§ **CHALLENGE**
Restate the records below word for word.

§ **SUPPLIED RECORDS**
--*--

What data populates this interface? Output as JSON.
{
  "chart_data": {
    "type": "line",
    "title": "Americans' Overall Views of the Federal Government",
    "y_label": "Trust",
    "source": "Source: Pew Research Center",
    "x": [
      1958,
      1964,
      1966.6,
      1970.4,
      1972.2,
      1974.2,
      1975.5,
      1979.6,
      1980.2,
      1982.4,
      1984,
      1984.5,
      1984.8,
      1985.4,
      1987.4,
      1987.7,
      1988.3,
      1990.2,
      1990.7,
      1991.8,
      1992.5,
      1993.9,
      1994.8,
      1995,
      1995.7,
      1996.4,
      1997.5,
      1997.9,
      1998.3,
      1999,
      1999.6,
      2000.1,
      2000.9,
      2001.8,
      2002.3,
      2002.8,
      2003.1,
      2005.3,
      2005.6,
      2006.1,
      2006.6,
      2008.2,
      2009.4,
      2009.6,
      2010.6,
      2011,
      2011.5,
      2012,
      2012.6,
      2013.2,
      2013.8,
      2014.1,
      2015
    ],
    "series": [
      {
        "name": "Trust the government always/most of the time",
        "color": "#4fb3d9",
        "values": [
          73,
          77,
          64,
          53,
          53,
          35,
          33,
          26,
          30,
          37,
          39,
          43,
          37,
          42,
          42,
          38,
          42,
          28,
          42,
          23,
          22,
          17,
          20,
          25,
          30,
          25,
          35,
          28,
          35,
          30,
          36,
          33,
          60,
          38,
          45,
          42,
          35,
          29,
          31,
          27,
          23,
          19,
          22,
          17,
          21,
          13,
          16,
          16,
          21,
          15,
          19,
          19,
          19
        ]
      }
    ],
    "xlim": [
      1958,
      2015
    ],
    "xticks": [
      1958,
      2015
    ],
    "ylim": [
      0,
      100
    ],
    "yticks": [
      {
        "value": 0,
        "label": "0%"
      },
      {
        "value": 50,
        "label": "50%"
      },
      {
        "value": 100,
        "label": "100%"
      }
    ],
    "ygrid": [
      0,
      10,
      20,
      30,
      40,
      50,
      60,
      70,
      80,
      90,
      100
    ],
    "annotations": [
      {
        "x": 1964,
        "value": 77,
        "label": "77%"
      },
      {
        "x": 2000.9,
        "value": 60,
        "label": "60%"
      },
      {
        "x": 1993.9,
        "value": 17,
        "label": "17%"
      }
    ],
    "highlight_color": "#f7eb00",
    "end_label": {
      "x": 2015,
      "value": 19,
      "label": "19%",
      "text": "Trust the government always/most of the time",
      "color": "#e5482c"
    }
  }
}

--*--

§ **WRITTEN REPLY**
What data populates this interface? Output as JSON.
{
  "chart_data": {
    "type": "line",
    "title": "Americans' Overall Views of the Federal Government",
    "y_label": "Trust",
    "source": "Source: Pew Research Center",
    "x": [
      1958,
      1964,
      1966.6,
      1970.4,
      1972.2,
      1974.2,
      1975.5,
      1979.6,
      1980.2,
      1982.4,
      1984,
      1984.5,
      1984.8,
      1985.4,
      1987.4,
      1987.7,
      1988.3,
      1990.2,
      1990.7,
      1991.8,
      1992.5,
      1993.9,
      1994.8,
      1995,
      1995.7,
      1996.4,
      1997.5,
      1997.9,
      1998.3,
      1999,
      1999.6,
      2000.1,
      2000.9,
      2001.8,
      2002.3,
      2002.8,
      2003.1,
      2005.3,
      2005.6,
      2006.1,
      2006.6,
      2008.2,
      2009.4,
      2009.6,
      2010.6,
      2011,
      2011.5,
      2012,
      2012.6,
      2013.2,
      2013.8,
      2014.1,
      2015
    ],
    "series": [
      {
        "name": "Trust the government always/most of the time",
        "color": "#4fb3d9",
        "values": [
          73,
          77,
          64,
          53,
          53,
          35,
          33,
          26,
          30,
          37,
          39,
          43,
          37,
          42,
          42,
          38,
          42,
          28,
          42,
          23,
          22,
          17,
          20,
          25,
          30,
          25,
          35,
          28,
          35,
          30,
          36,
          33,
          60,
          38,
          45,
          42,
          35,
          29,
          31,
          27,
          23,
          19,
          22,
          17,
          21,
          13,
          16,
          16,
          21,
          15,
          19,
          19,
          19
        ]
      }
    ],
    "xlim": [
      1958,
      2015
    ],
    "xticks": [
      1958,
      2015
    ],
    "ylim": [
      0,
      100
    ],
    "yticks": [
      {
        "value": 0,
        "label": "0%"
      },
      {
        "value": 50,
        "label": "50%"
      },
      {
        "value": 100,
        "label": "100%"
      }
    ],
    "ygrid": [
      0,
      10,
      20,
      30,
      40,
      50,
      60,
      70,
      80,
      90,
      100
    ],
    "annotations": [
      {
        "x": 1964,
        "value": 77,
        "label": "77%"
      },
      {
        "x": 2000.9,
        "value": 60,
        "label": "60%"
      },
      {
        "x": 1993.9,
        "value": 17,
        "label": "17%"
      }
    ],
    "highlight_color": "#f7eb00",
    "end_label": {
      "x": 2015,
      "value": 19,
      "label": "19%",
      "text": "Trust the government always/most of the time",
      "color": "#e5482c"
    }
  }
}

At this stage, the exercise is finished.